## WHAT YOU SHOULD DO
The records below need retyping in full; give them again exactly.

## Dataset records
-*-*-

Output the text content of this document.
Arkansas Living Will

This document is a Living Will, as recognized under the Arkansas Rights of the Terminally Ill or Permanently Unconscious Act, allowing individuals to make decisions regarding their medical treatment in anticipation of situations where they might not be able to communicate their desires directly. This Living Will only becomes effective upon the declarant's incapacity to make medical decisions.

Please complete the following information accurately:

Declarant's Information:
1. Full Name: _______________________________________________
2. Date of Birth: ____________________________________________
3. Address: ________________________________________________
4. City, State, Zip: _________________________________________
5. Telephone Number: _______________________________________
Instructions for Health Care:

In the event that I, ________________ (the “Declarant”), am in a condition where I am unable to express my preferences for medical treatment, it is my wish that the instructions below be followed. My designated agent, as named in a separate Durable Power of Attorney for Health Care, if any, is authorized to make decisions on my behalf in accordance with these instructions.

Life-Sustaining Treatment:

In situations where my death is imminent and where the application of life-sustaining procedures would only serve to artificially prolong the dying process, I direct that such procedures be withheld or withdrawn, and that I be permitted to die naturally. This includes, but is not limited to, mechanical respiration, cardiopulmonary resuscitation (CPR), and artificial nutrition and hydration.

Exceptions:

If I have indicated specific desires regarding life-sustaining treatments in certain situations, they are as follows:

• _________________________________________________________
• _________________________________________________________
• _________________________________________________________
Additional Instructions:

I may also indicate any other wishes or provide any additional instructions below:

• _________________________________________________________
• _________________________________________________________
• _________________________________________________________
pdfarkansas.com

-*-*-

## RESPONSE BELOW
Output the text content of this document.
Arkansas Living Will

This document is a Living Will, as recognized under the Arkansas Rights of the Terminally Ill or Permanently Unconscious Act, allowing individuals to make decisions regarding their medical treatment in anticipation of situations where they might not be able to communicate their desires directly. This Living Will only becomes effective upon the declarant's incapacity to make medical decisions.

Please complete the following information accurately:

Declarant's Information:
1. Full Name: _______________________________________________
2. Date of Birth: ____________________________________________
3. Address: ________________________________________________
4. City, State, Zip: _________________________________________
5. Telephone Number: _______________________________________
Instructions for Health Care:

In the event that I, ________________ (the “Declarant”), am in a condition where I am unable to express my preferences for medical treatment, it is my wish that the instructions below be followed. My designated agent, as named in a separate Durable Power of Attorney for Health Care, if any, is authorized to make decisions on my behalf in accordance with these instructions.

Life-Sustaining Treatment:

In situations where my death is imminent and where the application of life-sustaining procedures would only serve to artificially prolong the dying process, I direct that such procedures be withheld or withdrawn, and that I be permitted to die naturally. This includes, but is not limited to, mechanical respiration, cardiopulmonary resuscitation (CPR), and artificial nutrition and hydration.

Exceptions:

If I have indicated specific desires regarding life-sustaining treatments in certain situations, they are as follows:

• _________________________________________________________
• _________________________________________________________
• _________________________________________________________
Additional Instructions:

I may also indicate any other wishes or provide any additional instructions below:

• _________________________________________________________
• _________________________________________________________
• _________________________________________________________
pdfarkansas.com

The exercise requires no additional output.